With the pictures left out, copy the listing below exactly.

== DATA FOR THIS EXERCISE ==
-- Begin --

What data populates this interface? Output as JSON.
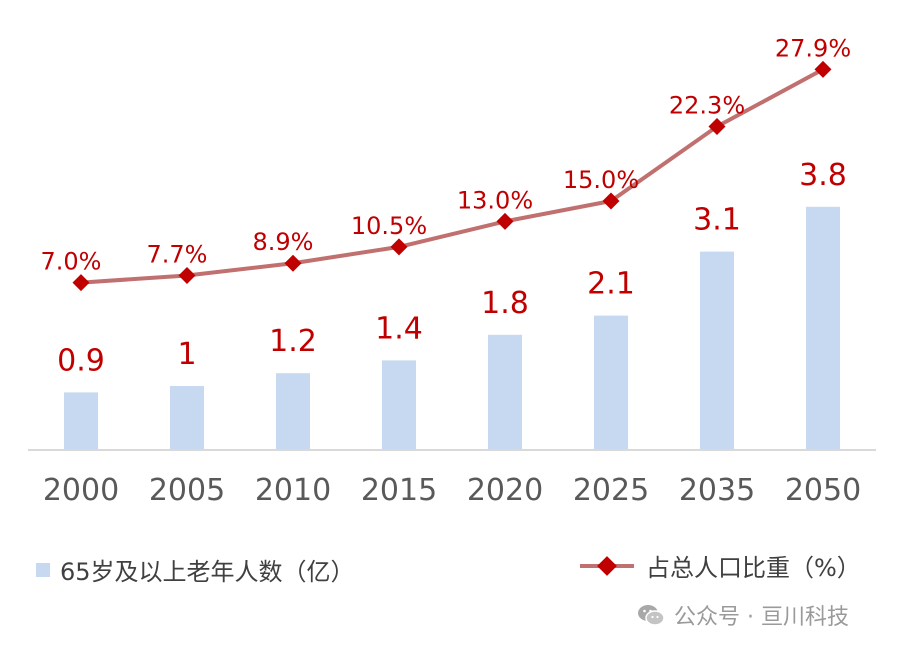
{
  "chart_data": {
    "type": "bar+line",
    "categories": [
      "2000",
      "2005",
      "2010",
      "2015",
      "2020",
      "2025",
      "2035",
      "2050"
    ],
    "series": [
      {
        "name": "65岁及以上老年人数（亿）",
        "type": "bar",
        "values": [
          0.9,
          1,
          1.2,
          1.4,
          1.8,
          2.1,
          3.1,
          3.8
        ],
        "labels": [
          "0.9",
          "1",
          "1.2",
          "1.4",
          "1.8",
          "2.1",
          "3.1",
          "3.8"
        ],
        "color": "#c6d9f1"
      },
      {
        "name": "占总人口比重（%）",
        "type": "line",
        "values": [
          7.0,
          7.7,
          8.9,
          10.5,
          13.0,
          15.0,
          22.3,
          27.9
        ],
        "labels": [
          "7.0%",
          "7.7%",
          "8.9%",
          "10.5%",
          "13.0%",
          "15.0%",
          "22.3%",
          "27.9%"
        ],
        "line_color": "#c0706e",
        "marker_color": "#c00000"
      }
    ],
    "label_color": "#c00000",
    "tick_color": "#595959",
    "grid": false,
    "legend_position": "bottom"
  },
  "legend": {
    "bar_label": "65岁及以上老年人数（亿）",
    "line_label": "占总人口比重（%）"
  },
  "watermark": {
    "text": "公众号 · 亘川科技"
  }
}
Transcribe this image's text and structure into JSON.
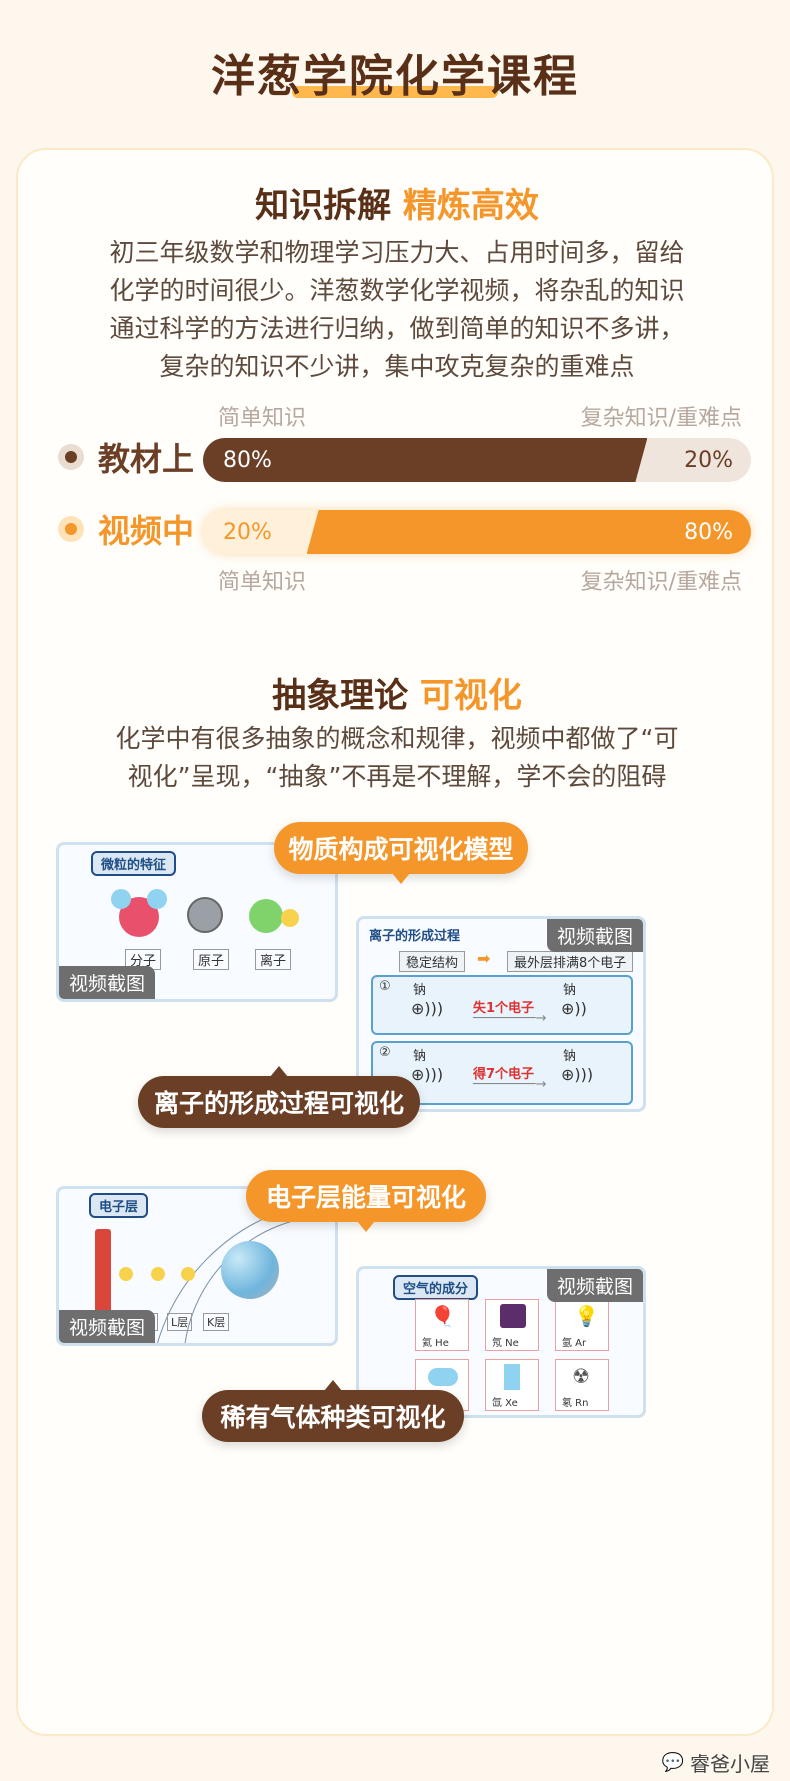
{
  "page_title": "洋葱学院化学课程",
  "section1": {
    "title_main": "知识拆解",
    "title_hl": "精炼高效",
    "para_lines": [
      "初三年级数学和物理学习压力大、占用时间多，留给",
      "化学的时间很少。洋葱数学化学视频，将杂乱的知识",
      "通过科学的方法进行归纳，做到简单的知识不多讲，",
      "复杂的知识不少讲，集中攻克复杂的重难点"
    ],
    "label_simple": "简单知识",
    "label_complex": "复杂知识/重难点",
    "rows": [
      {
        "label": "教材上",
        "simple_pct": 80,
        "simple_text": "80%",
        "complex_text": "20%"
      },
      {
        "label": "视频中",
        "simple_pct": 20,
        "simple_text": "20%",
        "complex_text": "80%"
      }
    ],
    "colors": {
      "brown": "#6b3e26",
      "orange": "#f5962a"
    }
  },
  "section2": {
    "title_main": "抽象理论",
    "title_hl": "可视化",
    "para_lines": [
      "化学中有很多抽象的概念和规律，视频中都做了“可",
      "视化”呈现，“抽象”不再是不理解，学不会的阻碍"
    ],
    "tag": "视频截图",
    "shot1": {
      "header": "微粒的特征",
      "labels": [
        "分子",
        "原子",
        "离子"
      ],
      "pill": "物质构成可视化模型"
    },
    "shot2": {
      "header": "离子的形成过程",
      "box_left": "稳定结构",
      "box_right": "最外层排满8个电子",
      "row1": {
        "num": "①",
        "el": "钠",
        "arrow": "失1个电子",
        "el2": "钠"
      },
      "row2": {
        "num": "②",
        "el": "钠",
        "arrow": "得7个电子",
        "el2": "钠"
      },
      "pill": "离子的形成过程可视化"
    },
    "shot3": {
      "header": "电子层",
      "labels": [
        "M层",
        "L层",
        "K层"
      ],
      "pill": "电子层能量可视化"
    },
    "shot4": {
      "header": "空气的成分",
      "gases": [
        "氦 He",
        "氖 Ne",
        "氩 Ar",
        "",
        "氙 Xe",
        "氡 Rn"
      ],
      "pill": "稀有气体种类可视化"
    }
  },
  "watermark": "睿爸小屋"
}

-- End --

== RESULT OF THE TASK ==
What data populates this interface? Output as JSON.
{
  "chart_data": {
    "type": "bar+line",
    "categories": [
      "2000",
      "2005",
      "2010",
      "2015",
      "2020",
      "2025",
      "2035",
      "2050"
    ],
    "series": [
      {
        "name": "65岁及以上老年人数（亿）",
        "type": "bar",
        "values": [
          0.9,
          1,
          1.2,
          1.4,
          1.8,
          2.1,
          3.1,
          3.8
        ],
        "labels": [
          "0.9",
          "1",
          "1.2",
          "1.4",
          "1.8",
          "2.1",
          "3.1",
          "3.8"
        ],
        "color": "#c6d9f1"
      },
      {
        "name": "占总人口比重（%）",
        "type": "line",
        "values": [
          7.0,
          7.7,
          8.9,
          10.5,
          13.0,
          15.0,
          22.3,
          27.9
        ],
        "labels": [
          "7.0%",
          "7.7%",
          "8.9%",
          "10.5%",
          "13.0%",
          "15.0%",
          "22.3%",
          "27.9%"
        ],
        "line_color": "#c0706e",
        "marker_color": "#c00000"
      }
    ],
    "label_color": "#c00000",
    "tick_color": "#595959",
    "grid": false,
    "legend_position": "bottom"
  },
  "legend": {
    "bar_label": "65岁及以上老年人数（亿）",
    "line_label": "占总人口比重（%）"
  },
  "watermark": {
    "text": "公众号 · 亘川科技"
  }
}
Transcribe this image's text and structure into JSON.
{
  "page_title": "洋葱学院化学课程",
  "section1": {
    "title_main": "知识拆解",
    "title_hl": "精炼高效",
    "para_lines": [
      "初三年级数学和物理学习压力大、占用时间多，留给",
      "化学的时间很少。洋葱数学化学视频，将杂乱的知识",
      "通过科学的方法进行归纳，做到简单的知识不多讲，",
      "复杂的知识不少讲，集中攻克复杂的重难点"
    ],
    "label_simple": "简单知识",
    "label_complex": "复杂知识/重难点",
    "rows": [
      {
        "label": "教材上",
        "simple_pct": 80,
        "simple_text": "80%",
        "complex_text": "20%"
      },
      {
        "label": "视频中",
        "simple_pct": 20,
        "simple_text": "20%",
        "complex_text": "80%"
      }
    ],
    "colors": {
      "brown": "#6b3e26",
      "orange": "#f5962a"
    }
  },
  "section2": {
    "title_main": "抽象理论",
    "title_hl": "可视化",
    "para_lines": [
      "化学中有很多抽象的概念和规律，视频中都做了“可",
      "视化”呈现，“抽象”不再是不理解，学不会的阻碍"
    ],
    "tag": "视频截图",
    "shot1": {
      "header": "微粒的特征",
      "labels": [
        "分子",
        "原子",
        "离子"
      ],
      "pill": "物质构成可视化模型"
    },
    "shot2": {
      "header": "离子的形成过程",
      "box_left": "稳定结构",
      "box_right": "最外层排满8个电子",
      "row1": {
        "num": "①",
        "el": "钠",
        "arrow": "失1个电子",
        "el2": "钠"
      },
      "row2": {
        "num": "②",
        "el": "钠",
        "arrow": "得7个电子",
        "el2": "钠"
      },
      "pill": "离子的形成过程可视化"
    },
    "shot3": {
      "header": "电子层",
      "labels": [
        "M层",
        "L层",
        "K层"
      ],
      "pill": "电子层能量可视化"
    },
    "shot4": {
      "header": "空气的成分",
      "gases": [
        "氦 He",
        "氖 Ne",
        "氩 Ar",
        "",
        "氙 Xe",
        "氡 Rn"
      ],
      "pill": "稀有气体种类可视化"
    }
  },
  "watermark": "睿爸小屋"
}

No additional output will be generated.